- Given request -
Copy each line with the word "Enter" in it.

- Exercise materials -
━━━━━━━━━━━━━━━━

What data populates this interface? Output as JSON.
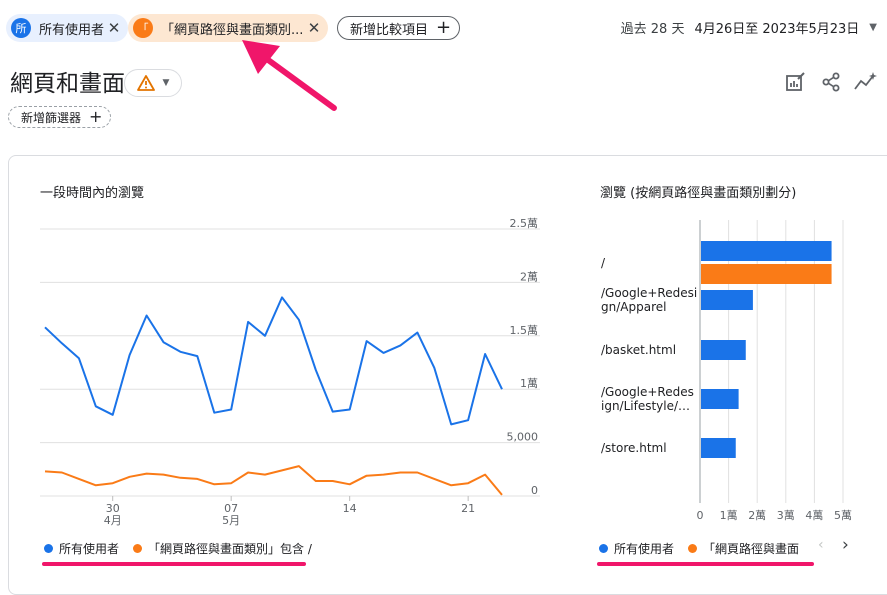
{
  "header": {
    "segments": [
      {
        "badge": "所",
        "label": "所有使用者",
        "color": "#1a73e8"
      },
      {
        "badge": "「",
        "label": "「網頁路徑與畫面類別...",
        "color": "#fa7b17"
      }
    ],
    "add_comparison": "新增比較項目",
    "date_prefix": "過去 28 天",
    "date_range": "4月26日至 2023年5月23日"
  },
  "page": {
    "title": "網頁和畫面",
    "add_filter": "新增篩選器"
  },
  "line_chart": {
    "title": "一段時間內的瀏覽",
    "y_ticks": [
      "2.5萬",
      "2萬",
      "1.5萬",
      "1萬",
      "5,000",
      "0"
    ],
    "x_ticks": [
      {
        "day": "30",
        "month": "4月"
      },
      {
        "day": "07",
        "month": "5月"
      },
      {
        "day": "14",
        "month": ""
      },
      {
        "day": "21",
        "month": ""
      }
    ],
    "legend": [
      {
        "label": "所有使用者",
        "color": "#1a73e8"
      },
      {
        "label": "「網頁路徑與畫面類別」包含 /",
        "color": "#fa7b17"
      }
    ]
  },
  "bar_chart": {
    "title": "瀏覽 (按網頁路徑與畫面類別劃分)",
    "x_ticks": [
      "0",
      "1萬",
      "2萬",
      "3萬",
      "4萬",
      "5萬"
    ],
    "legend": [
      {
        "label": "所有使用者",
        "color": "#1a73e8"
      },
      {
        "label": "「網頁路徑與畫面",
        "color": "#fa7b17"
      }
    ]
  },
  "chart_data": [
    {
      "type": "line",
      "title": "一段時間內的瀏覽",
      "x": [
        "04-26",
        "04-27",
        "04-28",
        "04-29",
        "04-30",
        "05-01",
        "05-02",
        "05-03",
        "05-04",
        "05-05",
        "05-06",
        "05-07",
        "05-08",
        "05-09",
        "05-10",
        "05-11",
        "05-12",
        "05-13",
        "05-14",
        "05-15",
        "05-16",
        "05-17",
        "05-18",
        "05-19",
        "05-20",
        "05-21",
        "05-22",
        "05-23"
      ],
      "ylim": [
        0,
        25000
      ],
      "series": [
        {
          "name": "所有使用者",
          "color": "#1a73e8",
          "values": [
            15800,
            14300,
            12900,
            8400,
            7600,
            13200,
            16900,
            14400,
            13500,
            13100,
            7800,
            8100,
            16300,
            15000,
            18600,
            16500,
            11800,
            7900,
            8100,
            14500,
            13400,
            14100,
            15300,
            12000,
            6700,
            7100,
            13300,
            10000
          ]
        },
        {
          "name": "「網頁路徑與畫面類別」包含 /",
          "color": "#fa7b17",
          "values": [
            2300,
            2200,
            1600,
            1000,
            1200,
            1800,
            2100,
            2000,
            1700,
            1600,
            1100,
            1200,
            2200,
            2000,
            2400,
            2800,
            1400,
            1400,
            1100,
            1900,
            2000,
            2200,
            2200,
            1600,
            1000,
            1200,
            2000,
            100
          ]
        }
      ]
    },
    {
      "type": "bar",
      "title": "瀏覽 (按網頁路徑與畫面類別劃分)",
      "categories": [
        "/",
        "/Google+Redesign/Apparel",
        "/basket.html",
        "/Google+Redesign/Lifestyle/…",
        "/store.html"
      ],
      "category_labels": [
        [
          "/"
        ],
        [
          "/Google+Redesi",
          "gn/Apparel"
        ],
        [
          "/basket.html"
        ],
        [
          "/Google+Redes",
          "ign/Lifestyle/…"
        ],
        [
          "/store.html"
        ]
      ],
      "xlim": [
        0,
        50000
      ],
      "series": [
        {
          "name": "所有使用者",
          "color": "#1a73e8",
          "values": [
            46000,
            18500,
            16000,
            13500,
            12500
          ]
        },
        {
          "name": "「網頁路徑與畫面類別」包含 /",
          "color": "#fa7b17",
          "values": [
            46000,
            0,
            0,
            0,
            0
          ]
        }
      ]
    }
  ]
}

━━━━━━━━━━━━━━━━

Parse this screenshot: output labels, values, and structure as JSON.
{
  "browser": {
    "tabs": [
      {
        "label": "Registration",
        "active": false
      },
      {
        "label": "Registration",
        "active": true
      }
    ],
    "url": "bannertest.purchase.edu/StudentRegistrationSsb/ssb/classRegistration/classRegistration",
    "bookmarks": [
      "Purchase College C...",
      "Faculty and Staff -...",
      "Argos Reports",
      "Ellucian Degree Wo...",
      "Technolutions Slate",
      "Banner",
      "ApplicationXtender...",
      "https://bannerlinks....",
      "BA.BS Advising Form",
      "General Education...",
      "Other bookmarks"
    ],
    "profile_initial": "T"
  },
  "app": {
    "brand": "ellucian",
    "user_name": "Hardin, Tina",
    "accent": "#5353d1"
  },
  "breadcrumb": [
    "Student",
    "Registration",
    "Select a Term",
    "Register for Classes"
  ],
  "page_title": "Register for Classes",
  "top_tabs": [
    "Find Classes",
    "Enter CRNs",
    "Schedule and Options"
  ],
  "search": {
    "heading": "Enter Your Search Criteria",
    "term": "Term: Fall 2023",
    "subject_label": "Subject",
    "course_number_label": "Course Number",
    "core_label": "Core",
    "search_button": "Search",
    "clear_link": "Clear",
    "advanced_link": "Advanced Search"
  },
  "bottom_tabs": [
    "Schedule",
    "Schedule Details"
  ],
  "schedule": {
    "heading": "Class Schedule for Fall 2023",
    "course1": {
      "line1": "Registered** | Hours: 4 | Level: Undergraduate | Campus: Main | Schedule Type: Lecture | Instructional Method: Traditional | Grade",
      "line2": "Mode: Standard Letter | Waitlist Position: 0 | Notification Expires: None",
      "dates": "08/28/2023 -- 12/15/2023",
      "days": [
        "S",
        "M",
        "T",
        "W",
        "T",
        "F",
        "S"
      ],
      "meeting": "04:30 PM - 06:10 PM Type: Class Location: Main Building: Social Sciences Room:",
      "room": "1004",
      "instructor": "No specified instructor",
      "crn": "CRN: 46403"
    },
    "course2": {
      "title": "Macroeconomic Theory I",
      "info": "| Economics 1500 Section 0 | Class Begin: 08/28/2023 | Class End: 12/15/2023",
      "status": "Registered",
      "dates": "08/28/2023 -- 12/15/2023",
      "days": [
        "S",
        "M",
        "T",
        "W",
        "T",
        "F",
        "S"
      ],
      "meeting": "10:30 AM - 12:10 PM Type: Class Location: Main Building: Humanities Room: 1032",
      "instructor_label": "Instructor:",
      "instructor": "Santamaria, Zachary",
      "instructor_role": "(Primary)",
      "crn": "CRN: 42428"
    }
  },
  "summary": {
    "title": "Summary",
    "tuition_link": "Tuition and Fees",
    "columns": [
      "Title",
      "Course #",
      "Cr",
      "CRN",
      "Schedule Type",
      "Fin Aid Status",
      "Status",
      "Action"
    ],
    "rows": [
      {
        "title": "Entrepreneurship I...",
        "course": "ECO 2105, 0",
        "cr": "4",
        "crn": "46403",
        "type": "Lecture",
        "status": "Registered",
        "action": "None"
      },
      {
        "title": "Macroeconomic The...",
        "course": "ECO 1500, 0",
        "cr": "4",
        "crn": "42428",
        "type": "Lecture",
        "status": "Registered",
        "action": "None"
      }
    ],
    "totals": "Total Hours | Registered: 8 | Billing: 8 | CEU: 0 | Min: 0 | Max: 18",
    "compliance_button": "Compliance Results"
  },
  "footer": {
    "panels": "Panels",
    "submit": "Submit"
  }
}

━━━━━━━━━━━━━━━━

- Output for this task -
    "Enter CRNs",
    "heading": "Enter Your Search Criteria",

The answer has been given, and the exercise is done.